# Rows
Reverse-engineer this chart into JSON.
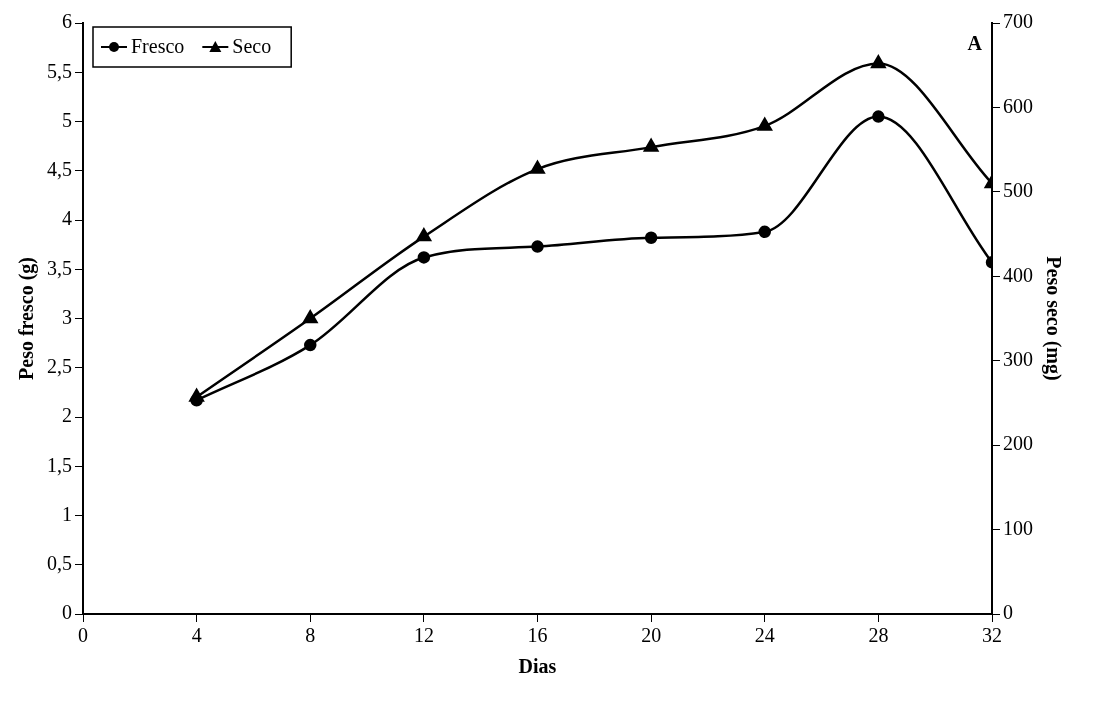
{
  "chart_data": {
    "type": "line",
    "xlabel": "Dias",
    "ylabel": "Peso fresco (g)",
    "y2label": "Peso seco (mg)",
    "annotations": [
      "A"
    ],
    "x": [
      4,
      8,
      12,
      16,
      20,
      24,
      28,
      32
    ],
    "series": [
      {
        "name": "Fresco",
        "color": "#000000",
        "marker": "circle",
        "values": [
          2.17,
          2.73,
          3.62,
          3.73,
          3.82,
          3.88,
          5.05,
          3.57
        ]
      },
      {
        "name": "Seco",
        "color": "#000000",
        "marker": "triangle",
        "axis": "y2",
        "values": [
          257,
          350,
          447,
          527,
          553,
          578,
          652,
          510
        ]
      }
    ],
    "xlim": [
      0,
      32
    ],
    "xticks": [
      0,
      4,
      8,
      12,
      16,
      20,
      24,
      28,
      32
    ],
    "ylim": [
      0,
      6
    ],
    "yticks": [
      0,
      {
        "value": 0.5,
        "label": "0,5"
      },
      1,
      {
        "value": 1.5,
        "label": "1,5"
      },
      2,
      {
        "value": 2.5,
        "label": "2,5"
      },
      3,
      {
        "value": 3.5,
        "label": "3,5"
      },
      4,
      {
        "value": 4.5,
        "label": "4,5"
      },
      5,
      {
        "value": 5.5,
        "label": "5,5"
      },
      6
    ],
    "y2lim": [
      0,
      700
    ],
    "y2ticks": [
      0,
      100,
      200,
      300,
      400,
      500,
      600,
      700
    ],
    "grid": false,
    "legend": "top left",
    "line_style": "solid"
  }
}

# Your goal
Quote the preceding records in their entirety, excluding every picture.

# Result
Reverse-engineer this chart into JSON.
{
  "chart_data": {
    "type": "line",
    "xlabel": "Dias",
    "ylabel": "Peso fresco (g)",
    "y2label": "Peso seco (mg)",
    "annotations": [
      "A"
    ],
    "x": [
      4,
      8,
      12,
      16,
      20,
      24,
      28,
      32
    ],
    "series": [
      {
        "name": "Fresco",
        "color": "#000000",
        "marker": "circle",
        "values": [
          2.17,
          2.73,
          3.62,
          3.73,
          3.82,
          3.88,
          5.05,
          3.57
        ]
      },
      {
        "name": "Seco",
        "color": "#000000",
        "marker": "triangle",
        "axis": "y2",
        "values": [
          257,
          350,
          447,
          527,
          553,
          578,
          652,
          510
        ]
      }
    ],
    "xlim": [
      0,
      32
    ],
    "xticks": [
      0,
      4,
      8,
      12,
      16,
      20,
      24,
      28,
      32
    ],
    "ylim": [
      0,
      6
    ],
    "yticks": [
      0,
      {
        "value": 0.5,
        "label": "0,5"
      },
      1,
      {
        "value": 1.5,
        "label": "1,5"
      },
      2,
      {
        "value": 2.5,
        "label": "2,5"
      },
      3,
      {
        "value": 3.5,
        "label": "3,5"
      },
      4,
      {
        "value": 4.5,
        "label": "4,5"
      },
      5,
      {
        "value": 5.5,
        "label": "5,5"
      },
      6
    ],
    "y2lim": [
      0,
      700
    ],
    "y2ticks": [
      0,
      100,
      200,
      300,
      400,
      500,
      600,
      700
    ],
    "grid": false,
    "legend": "top left",
    "line_style": "solid"
  }
}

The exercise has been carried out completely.